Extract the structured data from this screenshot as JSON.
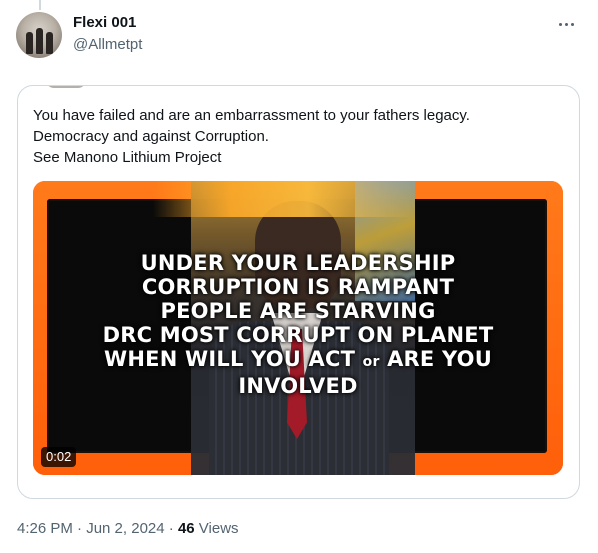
{
  "author": {
    "display_name": "Flexi 001",
    "handle": "@Allmetpt"
  },
  "quoted_tweet": {
    "text_lines": [
      "You have failed and are an embarrassment to your fathers legacy.",
      "Democracy and against Corruption.",
      "See Manono Lithium Project"
    ],
    "video": {
      "overlay_lines": [
        "UNDER YOUR LEADERSHIP",
        "CORRUPTION IS RAMPANT",
        "PEOPLE ARE STARVING",
        "DRC MOST CORRUPT ON PLANET",
        "WHEN WILL YOU ACT",
        "or",
        "ARE YOU",
        "INVOLVED"
      ],
      "duration": "0:02"
    }
  },
  "meta": {
    "timestamp": "4:26 PM · Jun 2, 2024",
    "separator": " · ",
    "views_count": "46",
    "views_label": " Views"
  },
  "icons": {
    "more": "more-horizontal-icon"
  }
}
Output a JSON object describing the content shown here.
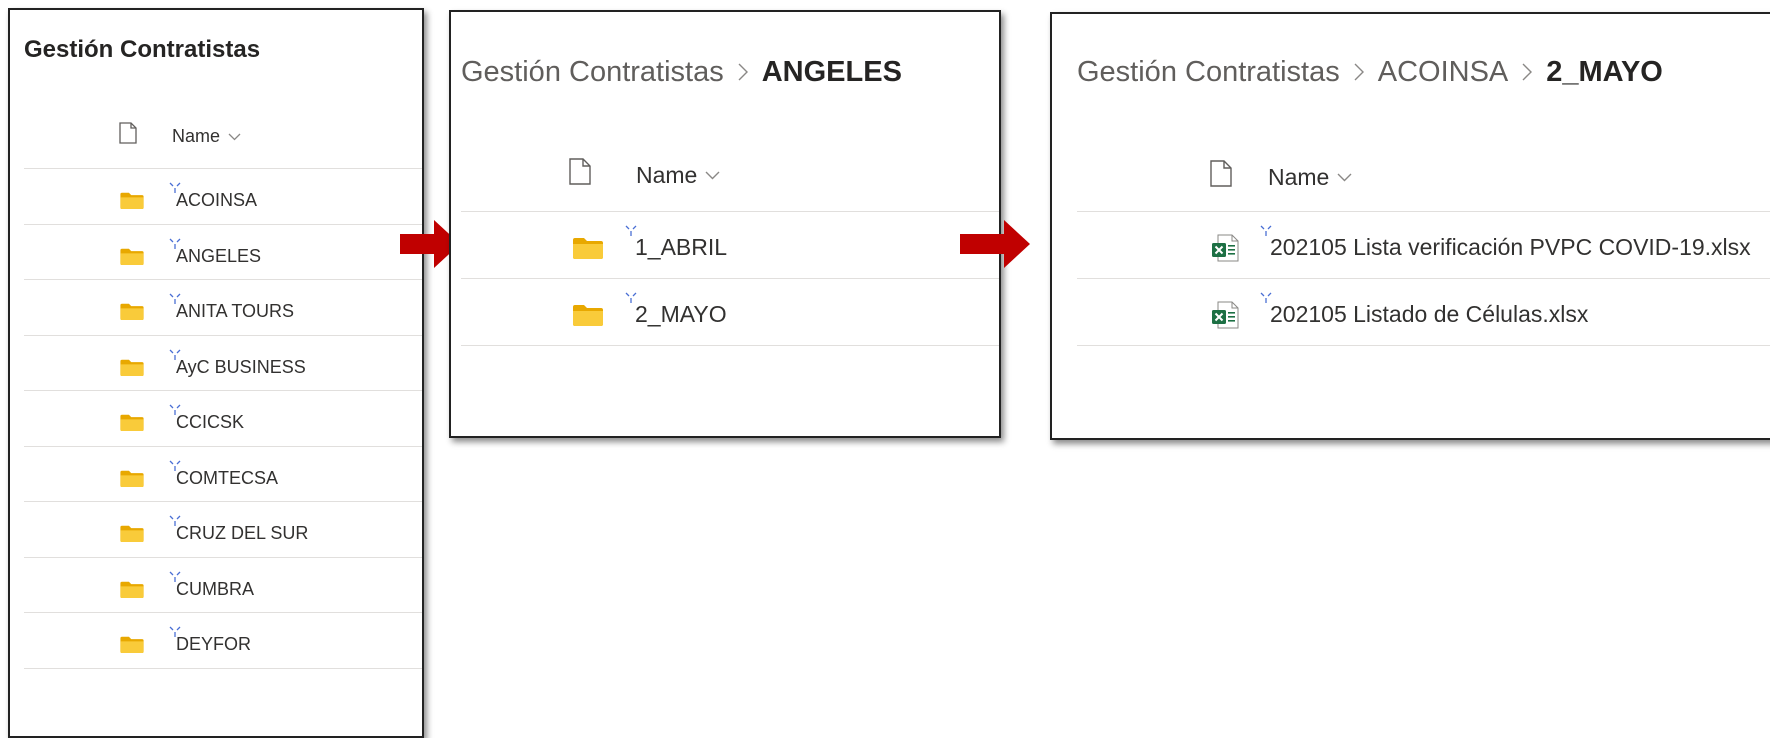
{
  "panel1": {
    "title": "Gestión Contratistas",
    "column_header": "Name",
    "items": [
      {
        "label": "ACOINSA"
      },
      {
        "label": "ANGELES"
      },
      {
        "label": "ANITA TOURS"
      },
      {
        "label": "AyC BUSINESS"
      },
      {
        "label": "CCICSK"
      },
      {
        "label": "COMTECSA"
      },
      {
        "label": "CRUZ DEL SUR"
      },
      {
        "label": "CUMBRA"
      },
      {
        "label": "DEYFOR"
      }
    ]
  },
  "panel2": {
    "breadcrumb": [
      "Gestión Contratistas",
      "ANGELES"
    ],
    "column_header": "Name",
    "items": [
      {
        "label": "1_ABRIL"
      },
      {
        "label": "2_MAYO"
      }
    ]
  },
  "panel3": {
    "breadcrumb": [
      "Gestión Contratistas",
      "ACOINSA",
      "2_MAYO"
    ],
    "column_header": "Name",
    "items": [
      {
        "label": "202105 Lista verificación PVPC COVID-19.xlsx"
      },
      {
        "label": "202105 Listado de Células.xlsx"
      }
    ]
  },
  "icons": {
    "folder": "folder-icon",
    "excel": "excel-file-icon",
    "document": "document-icon",
    "new_item": "new-item-sparkle-icon",
    "chevron": "chevron-down-icon",
    "separator": "chevron-right-icon",
    "arrow": "red-arrow-right"
  },
  "colors": {
    "folder": "#f5c518",
    "excel": "#1d7044",
    "arrow": "#c00000",
    "new_item": "#4a6fd4"
  }
}
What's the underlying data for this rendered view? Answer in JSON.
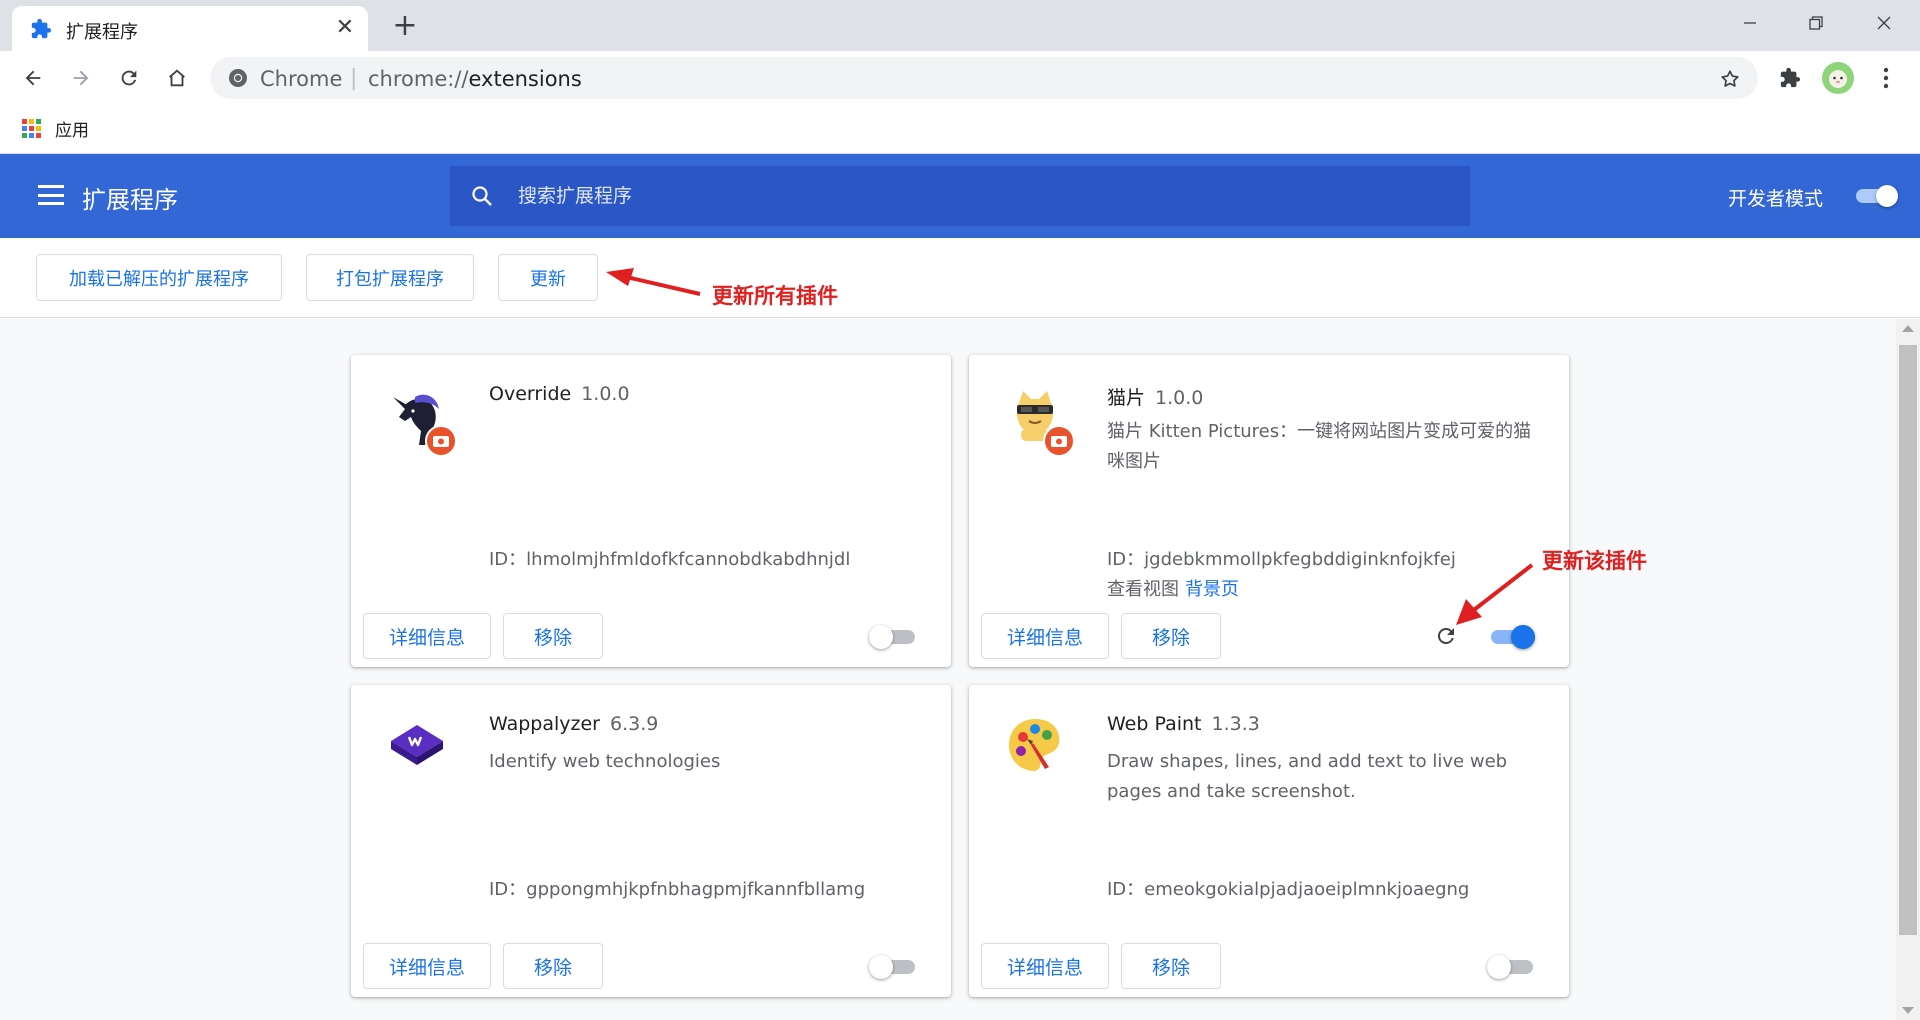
{
  "browser": {
    "tab": {
      "title": "扩展程序"
    },
    "omnibox": {
      "chip": "Chrome",
      "separator": "|",
      "url_prefix": "chrome://",
      "url_path": "extensions"
    }
  },
  "bookmarks": {
    "apps_label": "应用"
  },
  "header": {
    "title": "扩展程序",
    "search_placeholder": "搜索扩展程序",
    "dev_mode_label": "开发者模式",
    "dev_mode_on": true
  },
  "actions": {
    "load_unpacked": "加载已解压的扩展程序",
    "pack": "打包扩展程序",
    "update": "更新"
  },
  "annotations": {
    "update_all": "更新所有插件",
    "update_this": "更新该插件"
  },
  "card_labels": {
    "details": "详细信息",
    "remove": "移除",
    "inspect_views": "查看视图",
    "background_page": "背景页"
  },
  "extensions": [
    {
      "name": "Override",
      "version": "1.0.0",
      "description": "",
      "id": "ID：lhmolmjhfmldofkfcannobdkabdhnjdl",
      "enabled": false,
      "icon": "unicorn-icon",
      "badge": "unpacked-badge-icon"
    },
    {
      "name": "猫片",
      "version": "1.0.0",
      "description": "猫片 Kitten Pictures：一键将网站图片变成可爱的猫咪图片",
      "id": "ID：jgdebkmmollpkfegbddiginknfojkfej",
      "enabled": true,
      "icon": "kitten-icon",
      "badge": "unpacked-badge-icon"
    },
    {
      "name": "Wappalyzer",
      "version": "6.3.9",
      "description": "Identify web technologies",
      "id": "ID：gppongmhjkpfnbhagpmjfkannfbllamg",
      "enabled": false,
      "icon": "wappalyzer-icon"
    },
    {
      "name": "Web Paint",
      "version": "1.3.3",
      "description": "Draw shapes, lines, and add text to live web pages and take screenshot.",
      "id": "ID：emeokgokialpjadjaoeiplmnkjoaegng",
      "enabled": false,
      "icon": "web-paint-palette-icon"
    }
  ],
  "colors": {
    "header_blue": "#3367d6",
    "search_blue": "#2a56c6",
    "link_blue": "#1a73e8",
    "annotation_red": "#e02020",
    "badge_orange": "#e8532b"
  }
}
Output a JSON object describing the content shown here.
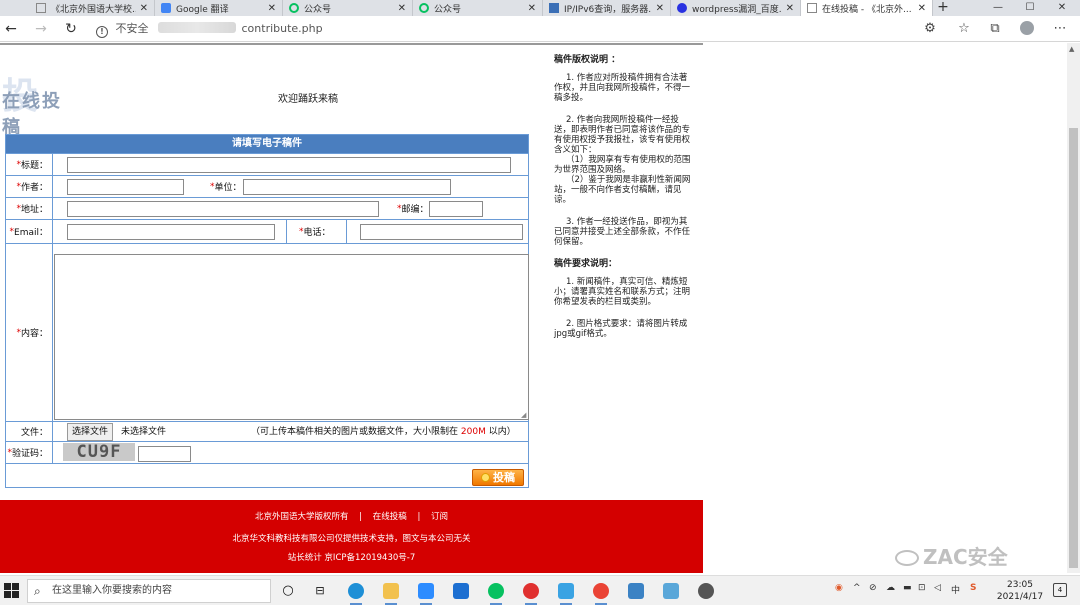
{
  "browser": {
    "tabs": [
      {
        "title": "《北京外国语大学校...",
        "icon": "doc-icon",
        "color": "#888888"
      },
      {
        "title": "Google 翻译",
        "icon": "google-translate-icon",
        "color": "#4285f4"
      },
      {
        "title": "公众号",
        "icon": "wechat-icon",
        "color": "#07c160"
      },
      {
        "title": "公众号",
        "icon": "wechat-icon",
        "color": "#07c160"
      },
      {
        "title": "IP/IPv6查询，服务器...",
        "icon": "ip-icon",
        "color": "#3b6fb6"
      },
      {
        "title": "wordpress漏洞_百度...",
        "icon": "baidu-icon",
        "color": "#2932e1"
      },
      {
        "title": "在线投稿 - 《北京外...",
        "icon": "doc-icon",
        "color": "#888888"
      }
    ],
    "window_controls": {
      "minimize": "—",
      "maximize": "☐",
      "close": "✕"
    },
    "address": {
      "insecure_label": "不安全",
      "url_tail": "contribute.php"
    }
  },
  "page": {
    "logo_char": "投",
    "logo_text": "在线投稿",
    "welcome": "欢迎踊跃来稿",
    "form": {
      "header": "请填写电子稿件",
      "required_mark": "*",
      "title_label": "标题：",
      "author_label": "作者：",
      "unit_label": "单位：",
      "address_label": "地址：",
      "postcode_label": "邮编：",
      "email_label": "Email：",
      "phone_label": "电话：",
      "content_label": "内容：",
      "file_label": "文件：",
      "file_button": "选择文件",
      "file_none": "未选择文件",
      "file_note_pre": "（可上传本稿件相关的图片或数据文件，大小限制在",
      "file_note_size": "200M",
      "file_note_post": "以内）",
      "captcha_label": "验证码：",
      "captcha_text": "CU9F",
      "submit_label": "投稿"
    },
    "sidebar": {
      "copyright_heading": "稿件版权说明 ：",
      "copyright_p1": "1. 作者应对所投稿件拥有合法著作权，并且向我网所投稿件，不得一稿多投。",
      "copyright_p2": "2. 作者向我网所投稿件一经投送，即表明作者已同意将该作品的专有使用权授予我报社，该专有使用权含义如下：",
      "copyright_p2a": "（1）我网享有专有使用权的范围为世界范围及网络。",
      "copyright_p2b": "（2）鉴于我网是非赢利性新闻网站，一般不向作者支付稿酬，请见谅。",
      "copyright_p3": "3. 作者一经投送作品，即视为其已同意并接受上述全部条款，不作任何保留。",
      "req_heading": "稿件要求说明：",
      "req_p1": "1. 新闻稿件，真实可信、精炼短小；请署真实姓名和联系方式；注明你希望发表的栏目或类别。",
      "req_p2": "2. 图片格式要求：请将图片转成jpg或gif格式。"
    },
    "footer": {
      "link_copyright": "北京外国语大学版权所有",
      "link_submit": "在线投稿",
      "link_subscribe": "订阅",
      "separator": "|",
      "line2": "北京华文科教科技有限公司仅提供技术支持，图文与本公司无关",
      "line3": "站长统计  京ICP备12019430号-7"
    }
  },
  "watermark": "ZAC安全",
  "taskbar": {
    "search_placeholder": "在这里输入你要搜索的内容",
    "tray_lang": "中",
    "time": "23:05",
    "date": "2021/4/17",
    "notif_count": "4"
  }
}
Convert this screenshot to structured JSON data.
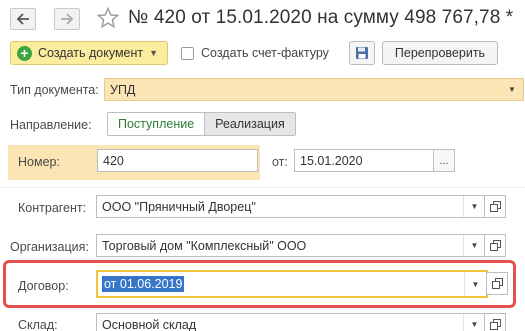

───

■ Written exercise ■
Skipping the pictures, transcribe each line above exactly as it appears.

■ The solution ■
Extract the structured data from this screenshot as JSON.
{
  "author": {
    "display_name": "Flexi 001",
    "handle": "@Allmetpt"
  },
  "quoted_tweet": {
    "text_lines": [
      "You have failed and are an embarrassment to your fathers legacy.",
      "Democracy and against Corruption.",
      "See Manono Lithium Project"
    ],
    "video": {
      "overlay_lines": [
        "UNDER YOUR LEADERSHIP",
        "CORRUPTION IS RAMPANT",
        "PEOPLE ARE STARVING",
        "DRC MOST CORRUPT ON PLANET",
        "WHEN WILL YOU ACT",
        "or",
        "ARE YOU",
        "INVOLVED"
      ],
      "duration": "0:02"
    }
  },
  "meta": {
    "timestamp": "4:26 PM · Jun 2, 2024",
    "separator": " · ",
    "views_count": "46",
    "views_label": " Views"
  },
  "icons": {
    "more": "more-horizontal-icon"
  }
}
Output a JSON object describing the content shown here.
{
  "panel1": {
    "title": "Gestión Contratistas",
    "column_header": "Name",
    "items": [
      {
        "label": "ACOINSA"
      },
      {
        "label": "ANGELES"
      },
      {
        "label": "ANITA TOURS"
      },
      {
        "label": "AyC BUSINESS"
      },
      {
        "label": "CCICSK"
      },
      {
        "label": "COMTECSA"
      },
      {
        "label": "CRUZ DEL SUR"
      },
      {
        "label": "CUMBRA"
      },
      {
        "label": "DEYFOR"
      }
    ]
  },
  "panel2": {
    "breadcrumb": [
      "Gestión Contratistas",
      "ANGELES"
    ],
    "column_header": "Name",
    "items": [
      {
        "label": "1_ABRIL"
      },
      {
        "label": "2_MAYO"
      }
    ]
  },
  "panel3": {
    "breadcrumb": [
      "Gestión Contratistas",
      "ACOINSA",
      "2_MAYO"
    ],
    "column_header": "Name",
    "items": [
      {
        "label": "202105 Lista verificación PVPC COVID-19.xlsx"
      },
      {
        "label": "202105 Listado de Células.xlsx"
      }
    ]
  },
  "icons": {
    "folder": "folder-icon",
    "excel": "excel-file-icon",
    "document": "document-icon",
    "new_item": "new-item-sparkle-icon",
    "chevron": "chevron-down-icon",
    "separator": "chevron-right-icon",
    "arrow": "red-arrow-right"
  },
  "colors": {
    "folder": "#f5c518",
    "excel": "#1d7044",
    "arrow": "#c00000",
    "new_item": "#4a6fd4"
  }
}
What's the underlying data for this rendered view? Answer in JSON.
{
  "browser": {
    "tab": {
      "title": "扩展程序"
    },
    "omnibox": {
      "chip": "Chrome",
      "separator": "|",
      "url_prefix": "chrome://",
      "url_path": "extensions"
    }
  },
  "bookmarks": {
    "apps_label": "应用"
  },
  "header": {
    "title": "扩展程序",
    "search_placeholder": "搜索扩展程序",
    "dev_mode_label": "开发者模式",
    "dev_mode_on": true
  },
  "actions": {
    "load_unpacked": "加载已解压的扩展程序",
    "pack": "打包扩展程序",
    "update": "更新"
  },
  "annotations": {
    "update_all": "更新所有插件",
    "update_this": "更新该插件"
  },
  "card_labels": {
    "details": "详细信息",
    "remove": "移除",
    "inspect_views": "查看视图",
    "background_page": "背景页"
  },
  "extensions": [
    {
      "name": "Override",
      "version": "1.0.0",
      "description": "",
      "id": "ID：lhmolmjhfmldofkfcannobdkabdhnjdl",
      "enabled": false,
      "icon": "unicorn-icon",
      "badge": "unpacked-badge-icon"
    },
    {
      "name": "猫片",
      "version": "1.0.0",
      "description": "猫片 Kitten Pictures：一键将网站图片变成可爱的猫咪图片",
      "id": "ID：jgdebkmmollpkfegbddiginknfojkfej",
      "enabled": true,
      "icon": "kitten-icon",
      "badge": "unpacked-badge-icon"
    },
    {
      "name": "Wappalyzer",
      "version": "6.3.9",
      "description": "Identify web technologies",
      "id": "ID：gppongmhjkpfnbhagpmjfkannfbllamg",
      "enabled": false,
      "icon": "wappalyzer-icon"
    },
    {
      "name": "Web Paint",
      "version": "1.3.3",
      "description": "Draw shapes, lines, and add text to live web pages and take screenshot.",
      "id": "ID：emeokgokialpjadjaoeiplmnkjoaegng",
      "enabled": false,
      "icon": "web-paint-palette-icon"
    }
  ],
  "colors": {
    "header_blue": "#3367d6",
    "search_blue": "#2a56c6",
    "link_blue": "#1a73e8",
    "annotation_red": "#e02020",
    "badge_orange": "#e8532b"
  }
}
Output a JSON object describing the content shown here.
{
  "browser": {
    "tabs": [
      {
        "title": "《北京外国语大学校...",
        "icon": "doc-icon",
        "color": "#888888"
      },
      {
        "title": "Google 翻译",
        "icon": "google-translate-icon",
        "color": "#4285f4"
      },
      {
        "title": "公众号",
        "icon": "wechat-icon",
        "color": "#07c160"
      },
      {
        "title": "公众号",
        "icon": "wechat-icon",
        "color": "#07c160"
      },
      {
        "title": "IP/IPv6查询，服务器...",
        "icon": "ip-icon",
        "color": "#3b6fb6"
      },
      {
        "title": "wordpress漏洞_百度...",
        "icon": "baidu-icon",
        "color": "#2932e1"
      },
      {
        "title": "在线投稿 - 《北京外...",
        "icon": "doc-icon",
        "color": "#888888"
      }
    ],
    "window_controls": {
      "minimize": "—",
      "maximize": "☐",
      "close": "✕"
    },
    "address": {
      "insecure_label": "不安全",
      "url_tail": "contribute.php"
    }
  },
  "page": {
    "logo_char": "投",
    "logo_text": "在线投稿",
    "welcome": "欢迎踊跃来稿",
    "form": {
      "header": "请填写电子稿件",
      "required_mark": "*",
      "title_label": "标题：",
      "author_label": "作者：",
      "unit_label": "单位：",
      "address_label": "地址：",
      "postcode_label": "邮编：",
      "email_label": "Email：",
      "phone_label": "电话：",
      "content_label": "内容：",
      "file_label": "文件：",
      "file_button": "选择文件",
      "file_none": "未选择文件",
      "file_note_pre": "（可上传本稿件相关的图片或数据文件，大小限制在",
      "file_note_size": "200M",
      "file_note_post": "以内）",
      "captcha_label": "验证码：",
      "captcha_text": "CU9F",
      "submit_label": "投稿"
    },
    "sidebar": {
      "copyright_heading": "稿件版权说明 ：",
      "copyright_p1": "1. 作者应对所投稿件拥有合法著作权，并且向我网所投稿件，不得一稿多投。",
      "copyright_p2": "2. 作者向我网所投稿件一经投送，即表明作者已同意将该作品的专有使用权授予我报社，该专有使用权含义如下：",
      "copyright_p2a": "（1）我网享有专有使用权的范围为世界范围及网络。",
      "copyright_p2b": "（2）鉴于我网是非赢利性新闻网站，一般不向作者支付稿酬，请见谅。",
      "copyright_p3": "3. 作者一经投送作品，即视为其已同意并接受上述全部条款，不作任何保留。",
      "req_heading": "稿件要求说明：",
      "req_p1": "1. 新闻稿件，真实可信、精炼短小；请署真实姓名和联系方式；注明你希望发表的栏目或类别。",
      "req_p2": "2. 图片格式要求：请将图片转成jpg或gif格式。"
    },
    "footer": {
      "link_copyright": "北京外国语大学版权所有",
      "link_submit": "在线投稿",
      "link_subscribe": "订阅",
      "separator": "|",
      "line2": "北京华文科教科技有限公司仅提供技术支持，图文与本公司无关",
      "line3": "站长统计  京ICP备12019430号-7"
    }
  },
  "watermark": "ZAC安全",
  "taskbar": {
    "search_placeholder": "在这里输入你要搜索的内容",
    "tray_lang": "中",
    "time": "23:05",
    "date": "2021/4/17",
    "notif_count": "4"
  }
}
Convert this screenshot to structured JSON data.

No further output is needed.